> TASK STATEMENT
Print all of the lines exactly. Any picture among them stays out.

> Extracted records
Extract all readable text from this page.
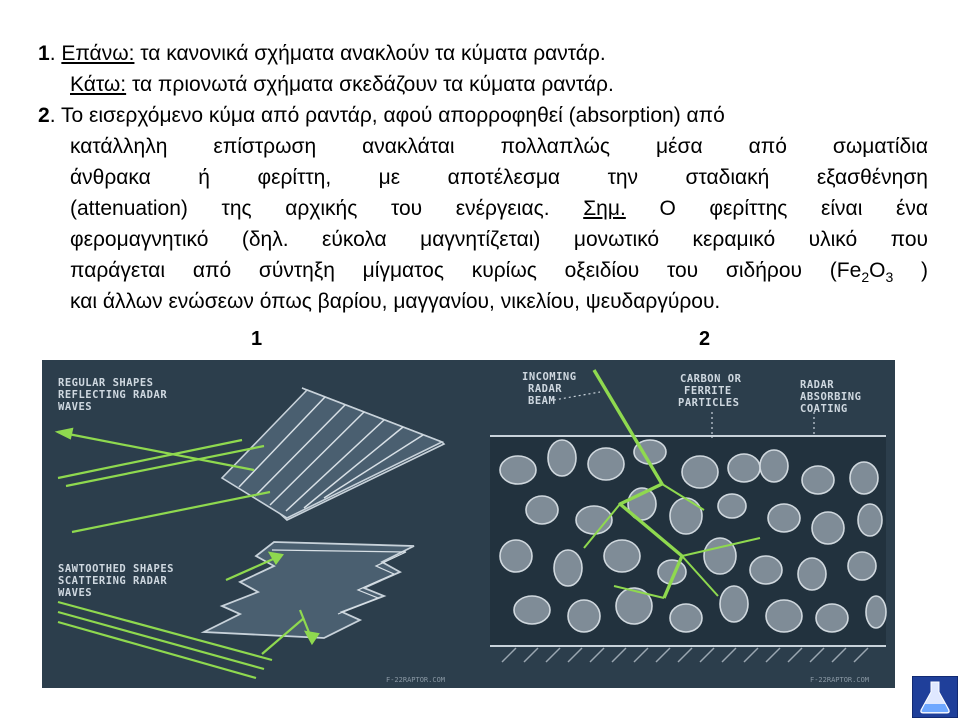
1. Επάνω: τα κανονικά σχήματα ανακλούν τα κύματα ραντάρ.
Κάτω: τα πριονωτά σχήματα σκεδάζουν τα κύματα ραντάρ.
2. Το εισερχόμενο κύμα από ραντάρ, αφού απορροφηθεί (absorption) από
κατάλληλη επίστρωση ανακλάται πολλαπλώς μέσα από σωματίδια
άνθρακα ή φερίττη, με αποτέλεσμα την σταδιακή εξασθένηση
(attenuation) της αρχικής του ενέργειας. Σημ. Ο φερίττης είναι ένα
φερομαγνητικό (δηλ. εύκολα μαγνητίζεται) μονωτικό κεραμικό υλικό που
παράγεται από σύντηξη μίγματος κυρίως οξειδίου του σιδήρου ($Fe_2O_3$ )
και άλλων ενώσεων όπως βαρίου, μαγγανίου, νικελίου, ψευδαργύρου.
1	2
REGULAR SHAPES
REFLECTING RADAR
WAVES
SAWTOOTHED SHAPES
SCATTERING RADAR
WAVES
F-22RAPTOR.COM
INCOMING
RADAR
BEAM
CARBON OR
FERRITE
PARTICLES
RADAR
ABSORBING
COATING
F-22RAPTOR.COM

> RESULT OF THE TASK
Extract all readable text from this page.
1. Επάνω: τα κανονικά σχήματα ανακλούν τα κύματα ραντάρ.
Κάτω: τα πριονωτά σχήματα σκεδάζουν τα κύματα ραντάρ.
2. Το εισερχόμενο κύμα από ραντάρ, αφού απορροφηθεί (absorption) από
κατάλληλη επίστρωση ανακλάται πολλαπλώς μέσα από σωματίδια
άνθρακα ή φερίττη, με αποτέλεσμα την σταδιακή εξασθένηση
(attenuation) της αρχικής του ενέργειας. Σημ. Ο φερίττης είναι ένα
φερομαγνητικό (δηλ. εύκολα μαγνητίζεται) μονωτικό κεραμικό υλικό που
παράγεται από σύντηξη μίγματος κυρίως οξειδίου του σιδήρου ($Fe_2O_3$ )
και άλλων ενώσεων όπως βαρίου, μαγγανίου, νικελίου, ψευδαργύρου.
1	2
REGULAR SHAPES
REFLECTING RADAR
WAVES
SAWTOOTHED SHAPES
SCATTERING RADAR
WAVES
F-22RAPTOR.COM
INCOMING
RADAR
BEAM
CARBON OR
FERRITE
PARTICLES
RADAR
ABSORBING
COATING
F-22RAPTOR.COM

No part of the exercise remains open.